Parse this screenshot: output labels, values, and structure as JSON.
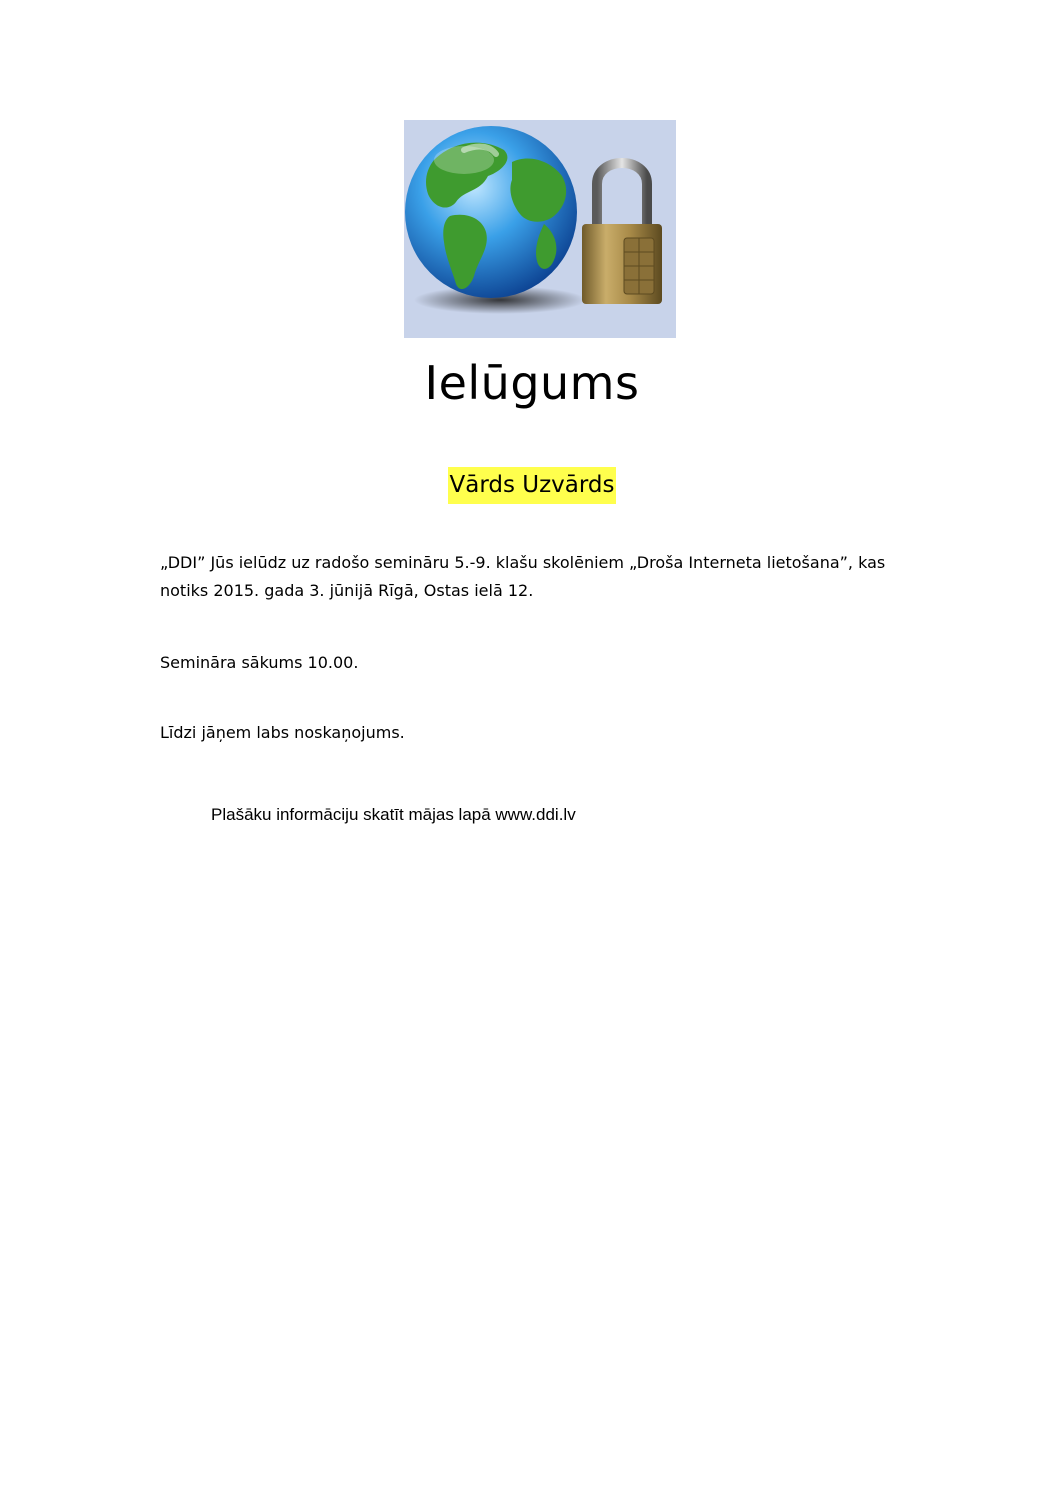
{
  "document": {
    "logo": {
      "name": "globe-and-padlock-image",
      "background": "#c8d3ea"
    },
    "title": "Ielūgums",
    "recipient_name": "Vārds Uzvārds",
    "highlight_color": "#ffff4d",
    "paragraphs": {
      "invitation": "„DDI” Jūs ielūdz uz radošo semināru 5.-9. klašu skolēniem „Droša Interneta lietošana”, kas notiks 2015. gada 3. jūnijā Rīgā, Ostas ielā 12.",
      "start_time": "Semināra sākums 10.00.",
      "bring_along": "Līdzi jāņem labs noskaņojums."
    },
    "info_line": "Plašāku informāciju skatīt mājas lapā www.ddi.lv"
  }
}
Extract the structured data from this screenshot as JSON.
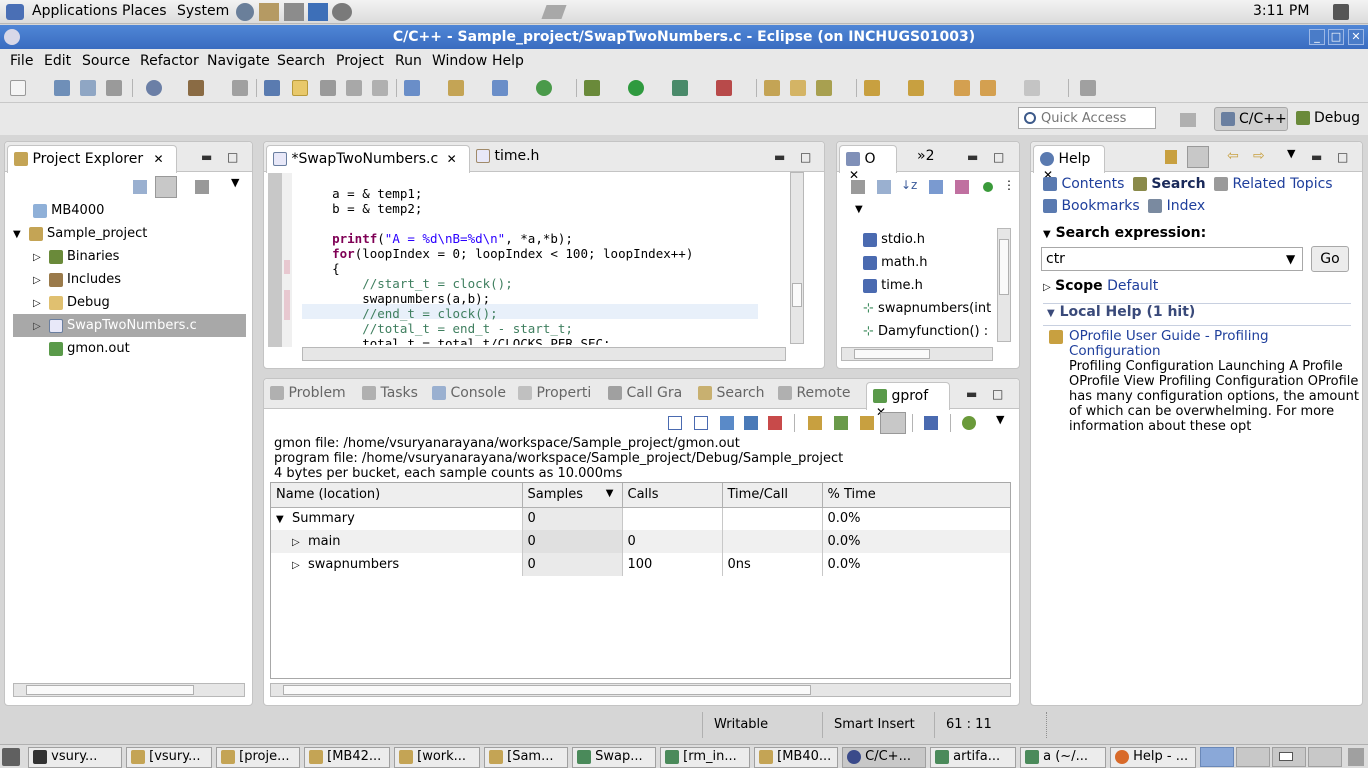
{
  "gnome_panel": {
    "menus": [
      "Applications",
      "Places",
      "System"
    ],
    "clock": "3:11 PM"
  },
  "window": {
    "title": "C/C++ - Sample_project/SwapTwoNumbers.c - Eclipse  (on INCHUGS01003)"
  },
  "menubar": [
    "File",
    "Edit",
    "Source",
    "Refactor",
    "Navigate",
    "Search",
    "Project",
    "Run",
    "Window",
    "Help"
  ],
  "quick_access": {
    "placeholder": "Quick Access",
    "perspectives": [
      "C/C++",
      "Debug"
    ]
  },
  "project_explorer": {
    "title": "Project Explorer",
    "items": [
      {
        "label": "MB4000",
        "level": 0,
        "icon": "folder-icon"
      },
      {
        "label": "Sample_project",
        "level": 0,
        "icon": "project-icon",
        "expanded": true
      },
      {
        "label": "Binaries",
        "level": 1,
        "icon": "binaries-icon"
      },
      {
        "label": "Includes",
        "level": 1,
        "icon": "includes-icon"
      },
      {
        "label": "Debug",
        "level": 1,
        "icon": "folder-icon"
      },
      {
        "label": "SwapTwoNumbers.c",
        "level": 1,
        "icon": "c-file-icon",
        "selected": true
      },
      {
        "label": "gmon.out",
        "level": 1,
        "icon": "gmon-file-icon"
      }
    ]
  },
  "editor": {
    "tabs": [
      "*SwapTwoNumbers.c",
      "time.h"
    ],
    "lines": [
      "    a = & temp1;",
      "    b = & temp2;",
      "",
      "    printf(\"A = %d\\nB=%d\\n\", *a,*b);",
      "    for(loopIndex = 0; loopIndex < 100; loopIndex++)",
      "    {",
      "        //start_t = clock();",
      "        swapnumbers(a,b);",
      "        //end_t = clock();",
      "        //total_t = end_t - start_t;",
      "        total_t = total_t/CLOCKS_PER_SEC;",
      "    }"
    ]
  },
  "outline": {
    "tabs": [
      "O",
      "»2"
    ],
    "items": [
      "stdio.h",
      "math.h",
      "time.h",
      "swapnumbers(int",
      "Damyfunction() :"
    ]
  },
  "help": {
    "title": "Help",
    "nav": [
      "Contents",
      "Search",
      "Related Topics",
      "Bookmarks",
      "Index"
    ],
    "search_expression_label": "Search expression:",
    "search_value": "ctr",
    "go_label": "Go",
    "scope_label": "Scope",
    "scope_value": "Default",
    "local_help": "Local Help (1 hit)",
    "result_title": "OProfile User Guide - Profiling Configuration",
    "result_text": "Profiling Configuration Launching A Profile OProfile View Profiling Configuration OProfile has many configuration options, the amount of which can be overwhelming. For more information about these opt"
  },
  "bottom_panel": {
    "tabs": [
      "Problem",
      "Tasks",
      "Console",
      "Properti",
      "Call Gra",
      "Search",
      "Remote",
      "gprof"
    ],
    "gmon_file": "gmon file: /home/vsuryanarayana/workspace/Sample_project/gmon.out",
    "program_file": "program file: /home/vsuryanarayana/workspace/Sample_project/Debug/Sample_project",
    "bucket_info": "4 bytes per bucket, each sample counts as 10.000ms",
    "columns": [
      "Name (location)",
      "Samples",
      "Calls",
      "Time/Call",
      "% Time"
    ],
    "rows": [
      {
        "name": "Summary",
        "samples": "0",
        "calls": "",
        "time_call": "",
        "pct": "0.0%"
      },
      {
        "name": "main",
        "samples": "0",
        "calls": "0",
        "time_call": "",
        "pct": "0.0%"
      },
      {
        "name": "swapnumbers",
        "samples": "0",
        "calls": "100",
        "time_call": "0ns",
        "pct": "0.0%"
      }
    ]
  },
  "status_bar": {
    "writable": "Writable",
    "insert_mode": "Smart Insert",
    "position": "61 : 11"
  },
  "taskbar": [
    "vsury...",
    "[vsury...",
    "[proje...",
    "[MB42...",
    "[work...",
    "[Sam...",
    "Swap...",
    "[rm_in...",
    "[MB40...",
    "C/C+...",
    "artifa...",
    "a (~/...",
    "Help - ..."
  ]
}
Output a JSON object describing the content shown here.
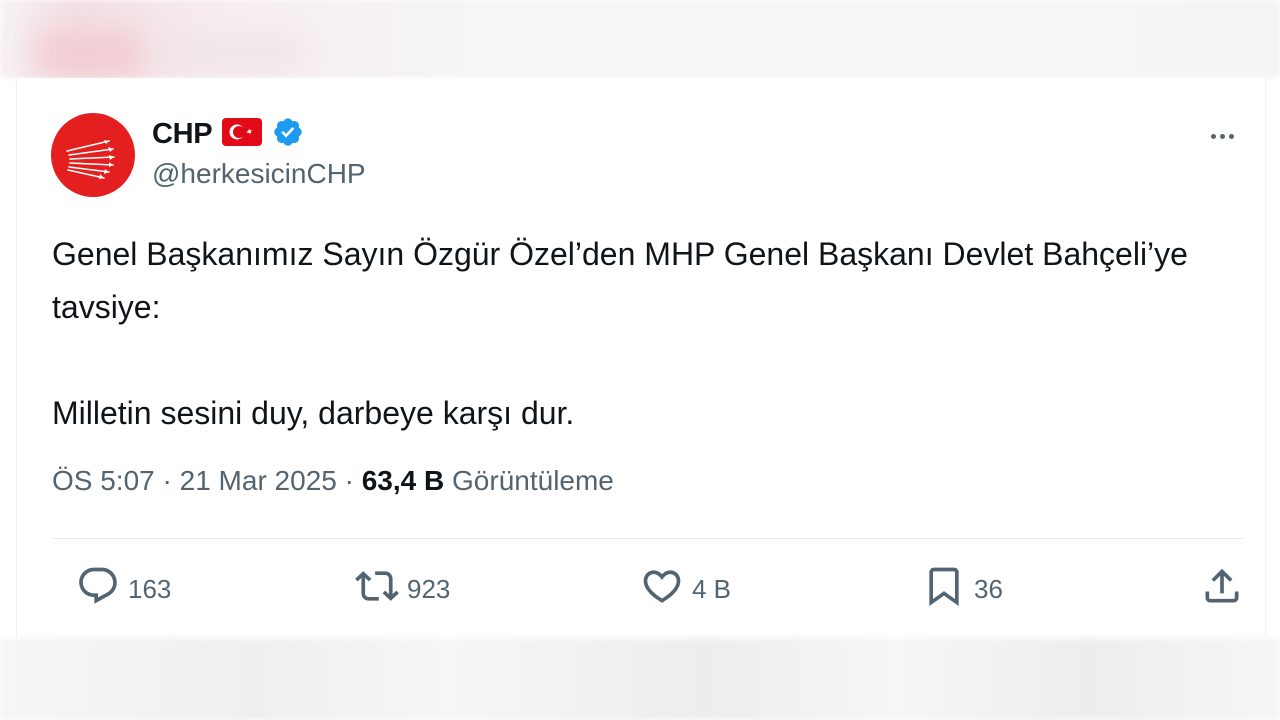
{
  "tweet": {
    "author_name": "CHP",
    "author_handle": "@herkesicinCHP",
    "text_paragraph_1": "Genel Başkanımız Sayın Özgür Özel’den MHP Genel Başkanı Devlet Bahçeli’ye tavsiye:",
    "text_paragraph_2": "Milletin sesini duy, darbeye karşı dur.",
    "time": "ÖS 5:07",
    "separator": "·",
    "date": "21 Mar 2025",
    "views_count": "63,4 B",
    "views_label": "Görüntüleme"
  },
  "actions": {
    "replies": "163",
    "retweets": "923",
    "likes": "4 B",
    "bookmarks": "36"
  },
  "icons": {
    "avatar": "chp-six-arrows-logo",
    "flag": "turkey-flag-icon",
    "verified": "verified-badge-icon",
    "more": "more-options-icon",
    "reply": "reply-icon",
    "retweet": "retweet-icon",
    "like": "heart-icon",
    "bookmark": "bookmark-icon",
    "share": "share-icon"
  },
  "colors": {
    "text_primary": "#0f1419",
    "text_secondary": "#536471",
    "verified_blue": "#1d9bf0",
    "brand_red": "#e3201f"
  }
}
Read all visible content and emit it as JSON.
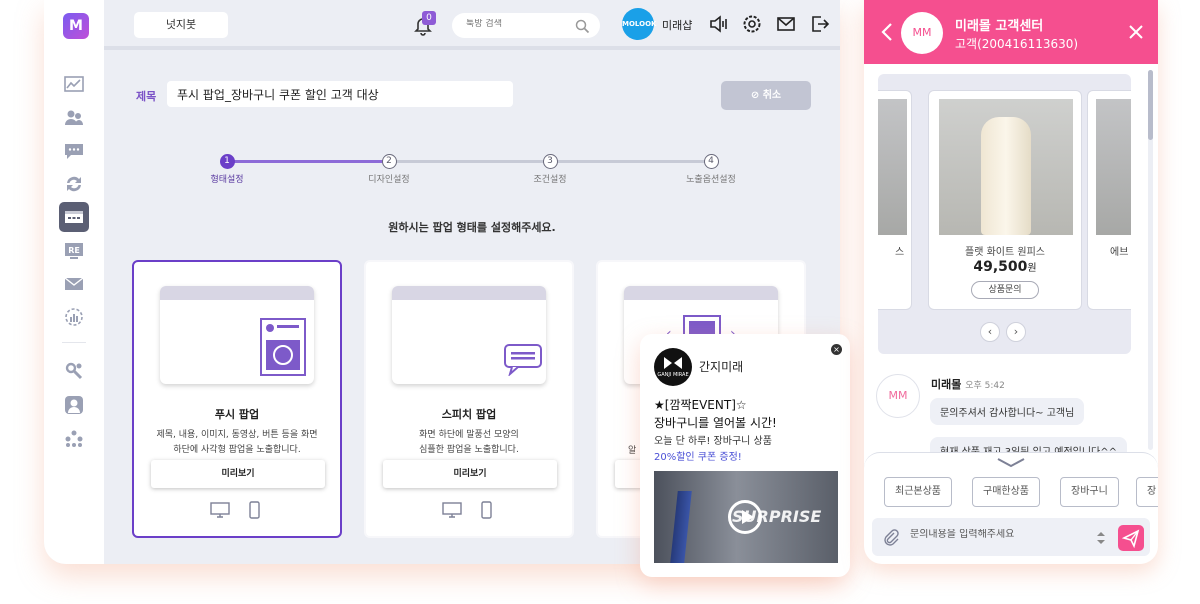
{
  "admin": {
    "logo_text": "M",
    "topbar": {
      "nudge_button": "넛지봇",
      "notification_count": "0",
      "search_placeholder": "툭방 검색",
      "shop_logo_text": "MOLOOK",
      "shop_name": "미래샵"
    },
    "sidebar": {
      "items": [
        "dashboard-icon",
        "customers-icon",
        "chat-icon",
        "refresh-icon",
        "popup-icon",
        "re-icon",
        "mail-icon",
        "analytics-icon",
        "settings-tools-icon",
        "profile-icon",
        "network-icon"
      ],
      "active_index": 4
    },
    "form": {
      "title_label": "제목",
      "title_value": "푸시 팝업_장바구니 쿠폰 할인 고객 대상",
      "cancel_button": "취소"
    },
    "steps": [
      {
        "num": "1",
        "label": "형태설정",
        "active": true
      },
      {
        "num": "2",
        "label": "디자인설정",
        "active": false
      },
      {
        "num": "3",
        "label": "조건설정",
        "active": false
      },
      {
        "num": "4",
        "label": "노출옵션설정",
        "active": false
      }
    ],
    "instruction": "원하시는 팝업 형태를 설정해주세요.",
    "cards": [
      {
        "name": "푸시 팝업",
        "desc_line1": "제목, 내용, 이미지, 동영상, 버튼 등을 화면",
        "desc_line2": "하단에 사각형 팝업을 노출합니다.",
        "preview": "미리보기",
        "selected": true
      },
      {
        "name": "스피치 팝업",
        "desc_line1": "화면 하단에 말풍선 모양의",
        "desc_line2": "심플한 팝업을 노출합니다.",
        "preview": "미리보기",
        "selected": false
      },
      {
        "name": "",
        "desc_line1": "알",
        "desc_line2": "",
        "preview": "",
        "selected": false
      }
    ]
  },
  "push_popup": {
    "brand_logo_text": "GANJI MIRAE",
    "brand_name": "간지미래",
    "line1": "★[깜짝EVENT]☆",
    "line2": "장바구니를 열어볼 시간!",
    "line3": "오늘 단 하루! 장바구니 상품",
    "line4": "20%할인 쿠폰 증정!",
    "image_text": "SURPRISE"
  },
  "chat": {
    "header": {
      "avatar": "MM",
      "title": "미래몰 고객센터",
      "subtitle": "고객(200416113630)"
    },
    "carousel": {
      "left_partial_text": "스",
      "product": {
        "name": "플랫 화이트 원피스",
        "price": "49,500",
        "currency": "원",
        "ask_button": "상품문의"
      },
      "right_partial_text": "에브"
    },
    "message": {
      "avatar": "MM",
      "sender": "미래몰",
      "time": "오후 5:42",
      "bubble1": "문의주셔서 감사합니다~ 고객님",
      "bubble2": "현재 상품 재고 3일뒤 입고 예정입니다^^"
    },
    "quick_buttons": [
      "최근본상품",
      "구매한상품",
      "장바구니",
      "장"
    ],
    "input_placeholder": "문의내용을 입력해주세요"
  },
  "colors": {
    "accent": "#6b3fc8",
    "chat_brand": "#f54f8f",
    "link_blue": "#4b50d6"
  }
}
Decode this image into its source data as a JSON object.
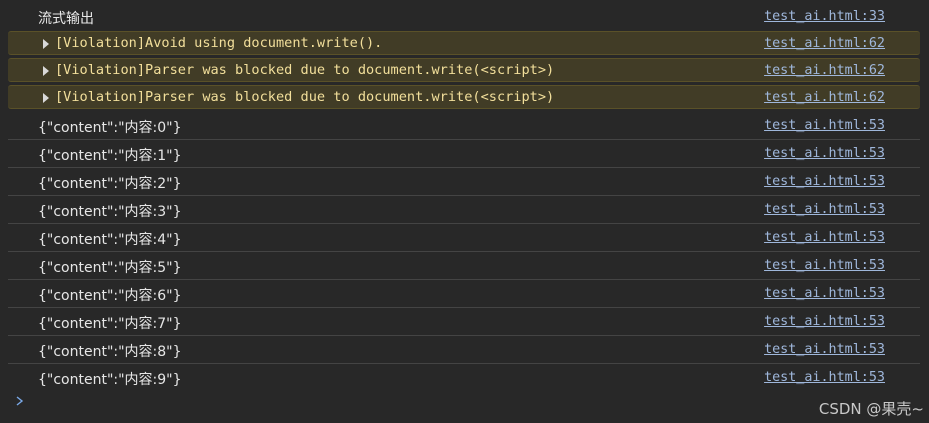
{
  "console": {
    "header": {
      "text": "流式输出",
      "source": "test_ai.html:33"
    },
    "violations": [
      {
        "text": "[Violation]Avoid using document.write().",
        "source": "test_ai.html:62"
      },
      {
        "text": "[Violation]Parser was blocked due to document.write(<script>)",
        "source": "test_ai.html:62"
      },
      {
        "text": "[Violation]Parser was blocked due to document.write(<script>)",
        "source": "test_ai.html:62"
      }
    ],
    "logs": [
      {
        "text": "{\"content\":\"内容:0\"}",
        "source": "test_ai.html:53"
      },
      {
        "text": "{\"content\":\"内容:1\"}",
        "source": "test_ai.html:53"
      },
      {
        "text": "{\"content\":\"内容:2\"}",
        "source": "test_ai.html:53"
      },
      {
        "text": "{\"content\":\"内容:3\"}",
        "source": "test_ai.html:53"
      },
      {
        "text": "{\"content\":\"内容:4\"}",
        "source": "test_ai.html:53"
      },
      {
        "text": "{\"content\":\"内容:5\"}",
        "source": "test_ai.html:53"
      },
      {
        "text": "{\"content\":\"内容:6\"}",
        "source": "test_ai.html:53"
      },
      {
        "text": "{\"content\":\"内容:7\"}",
        "source": "test_ai.html:53"
      },
      {
        "text": "{\"content\":\"内容:8\"}",
        "source": "test_ai.html:53"
      },
      {
        "text": "{\"content\":\"内容:9\"}",
        "source": "test_ai.html:53"
      }
    ],
    "prompt_icon": "chevron-right-icon",
    "watermark": "CSDN @果壳~"
  },
  "colors": {
    "background": "#282828",
    "violation_bg": "#413c26",
    "violation_text": "#f2df9b",
    "link": "#9fb7db",
    "prompt": "#7aa9e8"
  }
}
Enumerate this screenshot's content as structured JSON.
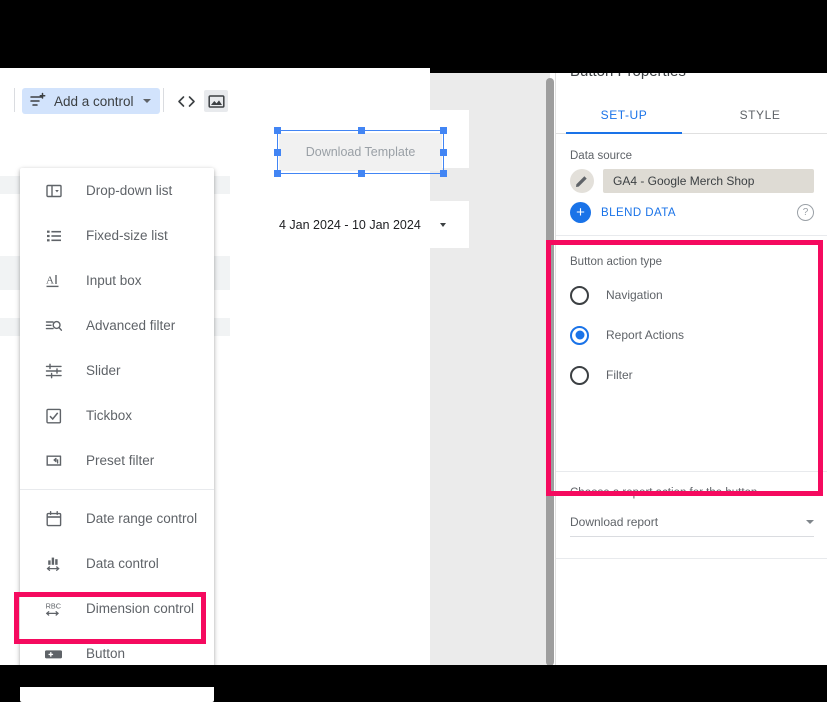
{
  "theme": {
    "pink_highlight": "#f50a5f",
    "accent_blue": "#1a73e8",
    "selection_blue": "#4285f4",
    "toolbar_chip_bg": "#d2e3fc"
  },
  "toolbar": {
    "add_control_label": "Add a control",
    "add_control_icon": "add-control-icon",
    "embed_icon": "embed-code-icon",
    "image_icon": "image-icon"
  },
  "control_menu": {
    "items": [
      {
        "label": "Drop-down list",
        "icon": "drop-down-list-icon"
      },
      {
        "label": "Fixed-size list",
        "icon": "fixed-size-list-icon"
      },
      {
        "label": "Input box",
        "icon": "input-box-icon"
      },
      {
        "label": "Advanced filter",
        "icon": "advanced-filter-icon"
      },
      {
        "label": "Slider",
        "icon": "slider-icon"
      },
      {
        "label": "Tickbox",
        "icon": "tickbox-icon"
      },
      {
        "label": "Preset filter",
        "icon": "preset-filter-icon"
      },
      {
        "label": "Date range control",
        "icon": "calendar-icon"
      },
      {
        "label": "Data control",
        "icon": "data-control-icon"
      },
      {
        "label": "Dimension control",
        "icon": "dimension-control-icon"
      },
      {
        "label": "Button",
        "icon": "button-icon"
      }
    ],
    "divider_after_index": 6,
    "highlighted_item": "Button"
  },
  "canvas": {
    "button_widget_label": "Download Template",
    "date_range_value": "4 Jan 2024 - 10 Jan 2024"
  },
  "properties_panel": {
    "title": "Button Properties",
    "tabs": [
      {
        "label": "SET-UP",
        "active": true
      },
      {
        "label": "STYLE",
        "active": false
      }
    ],
    "data_source": {
      "section_label": "Data source",
      "name": "GA4 - Google Merch Shop",
      "edit_icon": "pencil-icon",
      "blend_label": "BLEND DATA",
      "blend_icon": "plus-circle-icon",
      "help_icon": "help-icon"
    },
    "button_action_type": {
      "section_label": "Button action type",
      "options": [
        {
          "label": "Navigation",
          "selected": false
        },
        {
          "label": "Report Actions",
          "selected": true
        },
        {
          "label": "Filter",
          "selected": false
        }
      ]
    },
    "report_action": {
      "section_label": "Choose a report action for the button",
      "selected_value": "Download report",
      "caret_icon": "chevron-down-icon"
    }
  }
}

▶ Task details: From the entries above, copy every line containing the word "workspace".

▶ Written answer:
    "gmon_file": "gmon file: /home/vsuryanarayana/workspace/Sample_project/gmon.out",
    "program_file": "program file: /home/vsuryanarayana/workspace/Sample_project/Debug/Sample_project",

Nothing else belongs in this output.